— Start of Data —

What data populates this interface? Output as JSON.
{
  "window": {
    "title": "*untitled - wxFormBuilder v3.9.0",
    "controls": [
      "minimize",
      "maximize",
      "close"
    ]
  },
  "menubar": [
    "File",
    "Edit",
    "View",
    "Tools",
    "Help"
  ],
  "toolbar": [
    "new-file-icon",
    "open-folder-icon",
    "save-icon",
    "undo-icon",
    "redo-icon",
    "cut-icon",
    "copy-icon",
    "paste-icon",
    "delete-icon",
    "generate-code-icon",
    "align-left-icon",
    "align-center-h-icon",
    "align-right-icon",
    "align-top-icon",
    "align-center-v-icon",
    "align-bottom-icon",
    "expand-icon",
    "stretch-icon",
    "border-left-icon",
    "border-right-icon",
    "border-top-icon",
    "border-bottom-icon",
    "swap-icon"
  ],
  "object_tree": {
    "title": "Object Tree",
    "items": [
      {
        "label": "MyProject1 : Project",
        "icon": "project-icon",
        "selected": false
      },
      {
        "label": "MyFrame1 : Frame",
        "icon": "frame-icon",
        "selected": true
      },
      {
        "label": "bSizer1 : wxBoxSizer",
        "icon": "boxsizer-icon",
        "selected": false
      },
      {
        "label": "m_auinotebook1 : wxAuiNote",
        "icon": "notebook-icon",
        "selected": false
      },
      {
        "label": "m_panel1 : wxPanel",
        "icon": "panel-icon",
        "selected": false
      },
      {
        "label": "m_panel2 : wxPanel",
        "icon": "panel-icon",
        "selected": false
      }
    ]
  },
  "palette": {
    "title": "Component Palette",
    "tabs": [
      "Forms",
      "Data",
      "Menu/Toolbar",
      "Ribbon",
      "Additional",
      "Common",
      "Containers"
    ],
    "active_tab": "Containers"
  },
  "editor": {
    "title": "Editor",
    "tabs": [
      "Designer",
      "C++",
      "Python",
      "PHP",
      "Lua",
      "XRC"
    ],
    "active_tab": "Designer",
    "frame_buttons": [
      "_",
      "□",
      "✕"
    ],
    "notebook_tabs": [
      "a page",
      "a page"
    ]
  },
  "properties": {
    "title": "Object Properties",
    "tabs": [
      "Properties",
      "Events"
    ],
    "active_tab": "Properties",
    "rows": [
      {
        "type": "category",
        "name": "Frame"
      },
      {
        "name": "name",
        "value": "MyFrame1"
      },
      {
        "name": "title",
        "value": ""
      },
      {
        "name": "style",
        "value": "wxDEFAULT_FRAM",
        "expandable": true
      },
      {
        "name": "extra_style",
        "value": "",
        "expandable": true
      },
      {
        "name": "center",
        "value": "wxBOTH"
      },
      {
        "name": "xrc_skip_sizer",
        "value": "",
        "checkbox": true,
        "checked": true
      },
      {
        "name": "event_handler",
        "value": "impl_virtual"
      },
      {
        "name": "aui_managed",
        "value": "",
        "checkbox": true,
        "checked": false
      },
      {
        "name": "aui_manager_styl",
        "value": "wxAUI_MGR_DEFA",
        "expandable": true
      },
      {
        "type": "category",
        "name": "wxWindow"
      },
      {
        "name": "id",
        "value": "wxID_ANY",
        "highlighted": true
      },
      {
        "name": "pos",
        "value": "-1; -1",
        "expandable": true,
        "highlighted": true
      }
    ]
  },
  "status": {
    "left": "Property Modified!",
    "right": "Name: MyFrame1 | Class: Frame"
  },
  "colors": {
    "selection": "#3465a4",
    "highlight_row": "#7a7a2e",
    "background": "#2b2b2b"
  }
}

— End of Data —

Work to complete: Extract every line containing the string "right" from the data above.

Full answer:
    "align-right-icon",
    "border-right-icon",
    "right": "Name: MyFrame1 | Class: Frame"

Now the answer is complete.